朝日記者に対する官邸報道室職員の暴力。他社の政治部記者はなぜ怒らない?だから「権力の走狗」と言われる

   ところで、昨日(8月7日)、安倍晋三首相が49日ぶりに広島で会見を開いた。わずか20分程度で、内容はこれ以上ないというほど空疎だった。頬はこけ生気がなく、持病の悪化を思わせた。

   だがここで、司会役の広島市職員が15分過ぎたところで「強制終了」させようとした時、看過できない「事件」が起きたのである。朝日新聞記者が、「総理、まだ質問があります」と上げた手を、官邸報道室の職員が妨害するため、記者の腕をつかんだのである。

   これまでも、内閣記者会から事前に出させた予定調和の質問にだけ答え、他の記者の質問を無視して会見を打ち切ることは何度もあった。だが、暴力的に記者からの質問を打ち切ることなどはなかった。民主主義を標榜している国のリーダーが、自ら民主主義を踏みにじったのである。

   毎日新聞(8月6日付)は「追加質問をしようとした同社(朝日新聞=筆者注)の記者が首相官邸報道室の職員から右腕をつかまれたとして、報道室に抗議した」と報じている。

   ここでおかしいと思うのは、「右腕をつかまれたとして」という表現である。会見には各社の記者もいて、その連中は現場を見ていたはずである。だったらなぜ、「何をやっているんだ!」と声を上げなかったのか。「官邸側は否定」(毎日)できるわけはない。

   政治記者は権力の走狗だから、官邸に逆らえるわけはないと、したり顔にいう輩がいる。そんな記者を、社はなぜ高い給料を出して飼っておくのか。安倍官邸はけしからんが、それに唯々諾々と従って、国民の知る権利に答えようとしない記者という腑抜けたちのほうが、より始末が悪い。もっと怒れよ、真っ当に!

■ **レコード一覧**
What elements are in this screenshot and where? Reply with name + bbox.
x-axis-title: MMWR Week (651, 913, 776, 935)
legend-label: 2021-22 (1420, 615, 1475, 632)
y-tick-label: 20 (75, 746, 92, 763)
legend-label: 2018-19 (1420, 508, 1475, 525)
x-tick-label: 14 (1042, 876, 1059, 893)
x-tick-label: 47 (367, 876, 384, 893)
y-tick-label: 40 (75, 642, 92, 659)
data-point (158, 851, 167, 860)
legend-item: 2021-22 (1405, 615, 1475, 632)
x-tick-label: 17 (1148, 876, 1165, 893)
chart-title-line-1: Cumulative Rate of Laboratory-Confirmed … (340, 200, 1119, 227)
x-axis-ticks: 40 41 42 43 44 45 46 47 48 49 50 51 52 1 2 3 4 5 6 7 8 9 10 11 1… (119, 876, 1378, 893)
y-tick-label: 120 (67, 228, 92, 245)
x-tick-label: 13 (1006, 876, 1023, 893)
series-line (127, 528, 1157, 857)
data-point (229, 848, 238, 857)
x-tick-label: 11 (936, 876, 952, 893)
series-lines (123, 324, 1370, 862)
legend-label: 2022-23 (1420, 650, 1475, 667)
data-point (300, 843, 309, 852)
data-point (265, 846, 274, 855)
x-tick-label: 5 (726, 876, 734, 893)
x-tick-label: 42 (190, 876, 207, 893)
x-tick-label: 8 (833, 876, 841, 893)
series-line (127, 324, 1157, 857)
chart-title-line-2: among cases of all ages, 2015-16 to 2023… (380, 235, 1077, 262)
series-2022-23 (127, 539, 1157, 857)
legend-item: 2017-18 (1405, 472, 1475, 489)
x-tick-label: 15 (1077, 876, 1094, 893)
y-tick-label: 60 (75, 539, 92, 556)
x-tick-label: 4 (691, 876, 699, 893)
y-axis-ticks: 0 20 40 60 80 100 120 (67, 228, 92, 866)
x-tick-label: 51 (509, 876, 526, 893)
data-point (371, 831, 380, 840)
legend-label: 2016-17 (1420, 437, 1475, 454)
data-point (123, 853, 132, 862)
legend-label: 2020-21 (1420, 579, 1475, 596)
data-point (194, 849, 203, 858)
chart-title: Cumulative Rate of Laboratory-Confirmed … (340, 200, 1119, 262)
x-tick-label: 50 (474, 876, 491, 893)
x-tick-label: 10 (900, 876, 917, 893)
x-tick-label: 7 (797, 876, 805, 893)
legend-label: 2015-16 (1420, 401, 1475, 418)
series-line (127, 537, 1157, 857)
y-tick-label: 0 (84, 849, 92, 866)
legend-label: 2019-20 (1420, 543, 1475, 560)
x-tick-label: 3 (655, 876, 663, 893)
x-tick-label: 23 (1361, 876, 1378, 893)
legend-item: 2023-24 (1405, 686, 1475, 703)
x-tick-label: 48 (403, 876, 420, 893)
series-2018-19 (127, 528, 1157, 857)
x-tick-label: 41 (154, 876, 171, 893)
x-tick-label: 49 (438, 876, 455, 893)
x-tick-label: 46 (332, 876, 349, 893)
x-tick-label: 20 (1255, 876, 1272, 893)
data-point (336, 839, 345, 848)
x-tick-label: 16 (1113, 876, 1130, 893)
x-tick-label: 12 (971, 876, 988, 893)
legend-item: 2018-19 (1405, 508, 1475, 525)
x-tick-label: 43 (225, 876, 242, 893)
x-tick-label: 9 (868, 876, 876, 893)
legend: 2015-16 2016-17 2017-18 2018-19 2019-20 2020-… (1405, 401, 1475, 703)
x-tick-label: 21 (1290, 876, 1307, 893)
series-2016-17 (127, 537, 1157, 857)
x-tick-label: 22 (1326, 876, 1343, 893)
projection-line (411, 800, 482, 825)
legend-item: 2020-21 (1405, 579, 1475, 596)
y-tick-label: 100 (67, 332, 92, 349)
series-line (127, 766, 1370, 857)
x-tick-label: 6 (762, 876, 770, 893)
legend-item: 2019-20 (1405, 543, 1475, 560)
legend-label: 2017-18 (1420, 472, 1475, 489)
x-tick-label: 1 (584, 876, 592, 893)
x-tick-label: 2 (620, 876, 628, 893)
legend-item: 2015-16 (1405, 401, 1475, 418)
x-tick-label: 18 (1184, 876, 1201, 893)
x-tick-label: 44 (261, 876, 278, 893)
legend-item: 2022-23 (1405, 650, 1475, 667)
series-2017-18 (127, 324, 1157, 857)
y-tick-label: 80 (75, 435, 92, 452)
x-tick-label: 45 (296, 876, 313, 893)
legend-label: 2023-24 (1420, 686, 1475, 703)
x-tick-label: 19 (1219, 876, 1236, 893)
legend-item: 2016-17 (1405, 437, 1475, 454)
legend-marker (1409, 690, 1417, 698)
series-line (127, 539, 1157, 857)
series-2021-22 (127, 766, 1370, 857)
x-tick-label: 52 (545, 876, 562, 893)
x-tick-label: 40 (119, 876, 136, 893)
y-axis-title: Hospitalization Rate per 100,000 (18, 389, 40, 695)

■ **指示内容**
本文によると、広島での首相会見で朝日新聞記者の腕をつかんだのは、どこの職員ですか。

■ **結果**
官邸報道室の職員です。